------ Material provided

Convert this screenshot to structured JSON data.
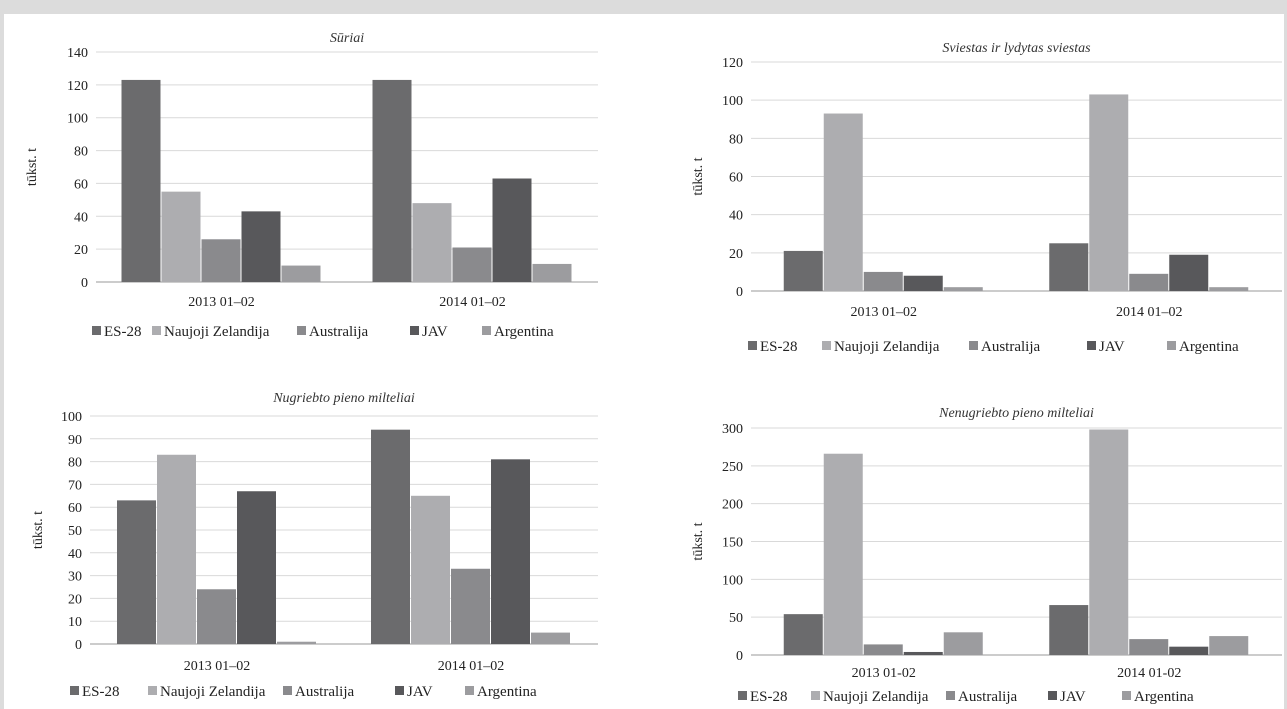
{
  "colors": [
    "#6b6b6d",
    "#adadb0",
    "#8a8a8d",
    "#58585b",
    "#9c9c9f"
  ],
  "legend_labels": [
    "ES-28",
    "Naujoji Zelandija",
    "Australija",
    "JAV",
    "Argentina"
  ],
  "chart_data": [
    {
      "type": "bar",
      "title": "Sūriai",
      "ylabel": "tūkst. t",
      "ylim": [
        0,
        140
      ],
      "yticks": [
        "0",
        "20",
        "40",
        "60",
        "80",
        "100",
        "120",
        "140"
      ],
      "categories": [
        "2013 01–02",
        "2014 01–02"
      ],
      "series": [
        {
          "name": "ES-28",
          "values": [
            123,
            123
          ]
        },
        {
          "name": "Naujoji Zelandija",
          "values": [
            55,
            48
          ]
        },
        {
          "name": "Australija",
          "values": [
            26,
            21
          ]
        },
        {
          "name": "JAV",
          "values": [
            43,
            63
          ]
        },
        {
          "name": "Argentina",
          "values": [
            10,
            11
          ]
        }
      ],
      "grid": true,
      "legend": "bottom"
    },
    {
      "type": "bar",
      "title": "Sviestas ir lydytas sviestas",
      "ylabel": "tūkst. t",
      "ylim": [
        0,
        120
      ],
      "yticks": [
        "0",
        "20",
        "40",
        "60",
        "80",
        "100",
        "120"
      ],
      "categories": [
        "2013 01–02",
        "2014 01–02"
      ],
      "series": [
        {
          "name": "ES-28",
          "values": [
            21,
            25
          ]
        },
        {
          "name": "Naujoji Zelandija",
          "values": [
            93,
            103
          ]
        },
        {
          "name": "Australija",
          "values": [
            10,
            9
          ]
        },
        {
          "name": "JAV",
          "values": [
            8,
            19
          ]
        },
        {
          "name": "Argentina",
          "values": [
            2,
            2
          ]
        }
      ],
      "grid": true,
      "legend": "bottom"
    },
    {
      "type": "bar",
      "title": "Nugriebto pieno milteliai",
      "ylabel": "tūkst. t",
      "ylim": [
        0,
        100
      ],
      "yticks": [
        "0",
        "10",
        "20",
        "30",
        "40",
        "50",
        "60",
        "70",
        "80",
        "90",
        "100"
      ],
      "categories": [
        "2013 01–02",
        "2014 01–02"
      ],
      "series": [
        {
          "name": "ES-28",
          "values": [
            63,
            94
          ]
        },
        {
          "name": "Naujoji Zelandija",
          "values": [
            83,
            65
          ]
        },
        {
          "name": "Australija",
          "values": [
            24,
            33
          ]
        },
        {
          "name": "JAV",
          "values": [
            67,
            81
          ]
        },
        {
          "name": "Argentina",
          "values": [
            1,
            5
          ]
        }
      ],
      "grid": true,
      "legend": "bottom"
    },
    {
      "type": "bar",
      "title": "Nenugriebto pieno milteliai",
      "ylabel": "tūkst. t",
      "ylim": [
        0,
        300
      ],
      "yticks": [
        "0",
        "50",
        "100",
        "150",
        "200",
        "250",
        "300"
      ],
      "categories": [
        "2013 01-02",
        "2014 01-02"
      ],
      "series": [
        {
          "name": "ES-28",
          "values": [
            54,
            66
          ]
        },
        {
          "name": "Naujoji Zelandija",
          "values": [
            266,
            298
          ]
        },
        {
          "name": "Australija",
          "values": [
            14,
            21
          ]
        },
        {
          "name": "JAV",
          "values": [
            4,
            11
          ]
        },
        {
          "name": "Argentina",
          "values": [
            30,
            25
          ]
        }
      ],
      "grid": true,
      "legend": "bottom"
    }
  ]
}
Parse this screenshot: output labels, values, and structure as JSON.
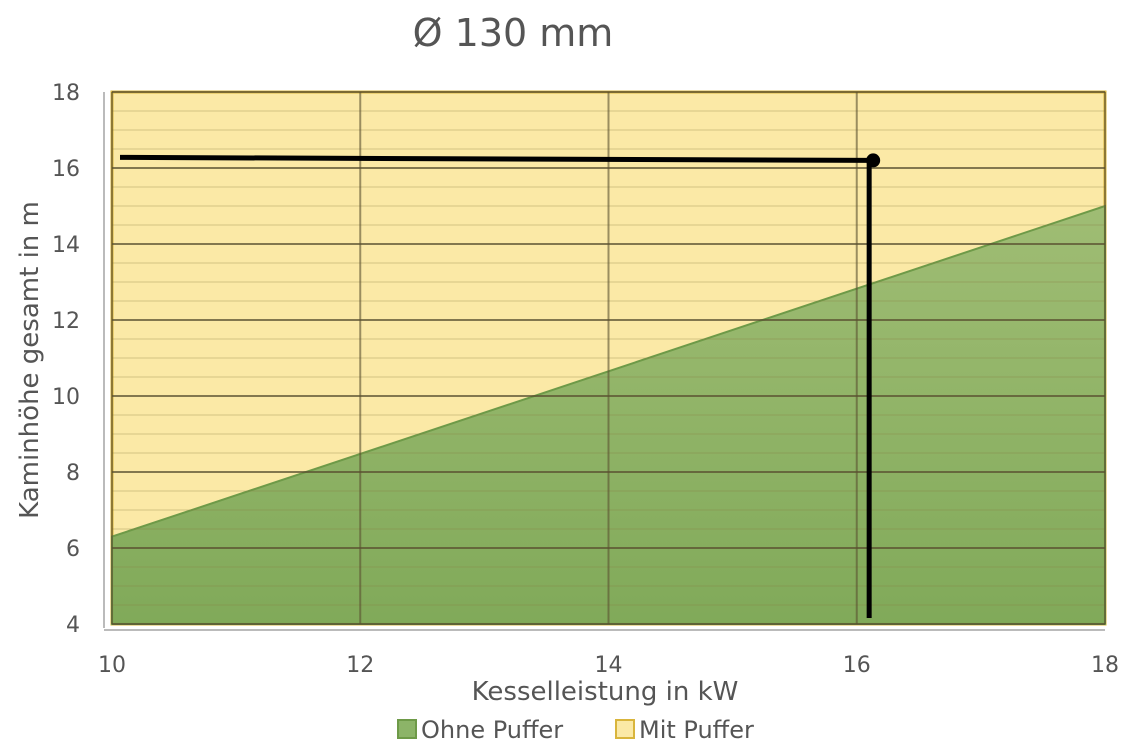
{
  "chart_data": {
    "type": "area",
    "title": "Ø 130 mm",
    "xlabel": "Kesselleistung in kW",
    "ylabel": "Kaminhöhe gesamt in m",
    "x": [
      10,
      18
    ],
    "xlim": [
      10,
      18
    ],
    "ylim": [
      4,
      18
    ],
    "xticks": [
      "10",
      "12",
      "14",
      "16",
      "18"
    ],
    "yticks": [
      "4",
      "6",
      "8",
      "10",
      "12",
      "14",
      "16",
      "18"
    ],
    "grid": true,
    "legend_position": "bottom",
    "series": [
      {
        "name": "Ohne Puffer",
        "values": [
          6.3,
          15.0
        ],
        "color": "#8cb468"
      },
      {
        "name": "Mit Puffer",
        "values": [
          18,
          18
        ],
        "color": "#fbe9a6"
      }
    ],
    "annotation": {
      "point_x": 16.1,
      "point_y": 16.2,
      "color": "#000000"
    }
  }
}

------------

Given instruction: Check every line for "pieno" and show the ones that have it.

Written response:
      "title": "Nugriebto pieno milteliai",
      "title": "Nenugriebto pieno milteliai",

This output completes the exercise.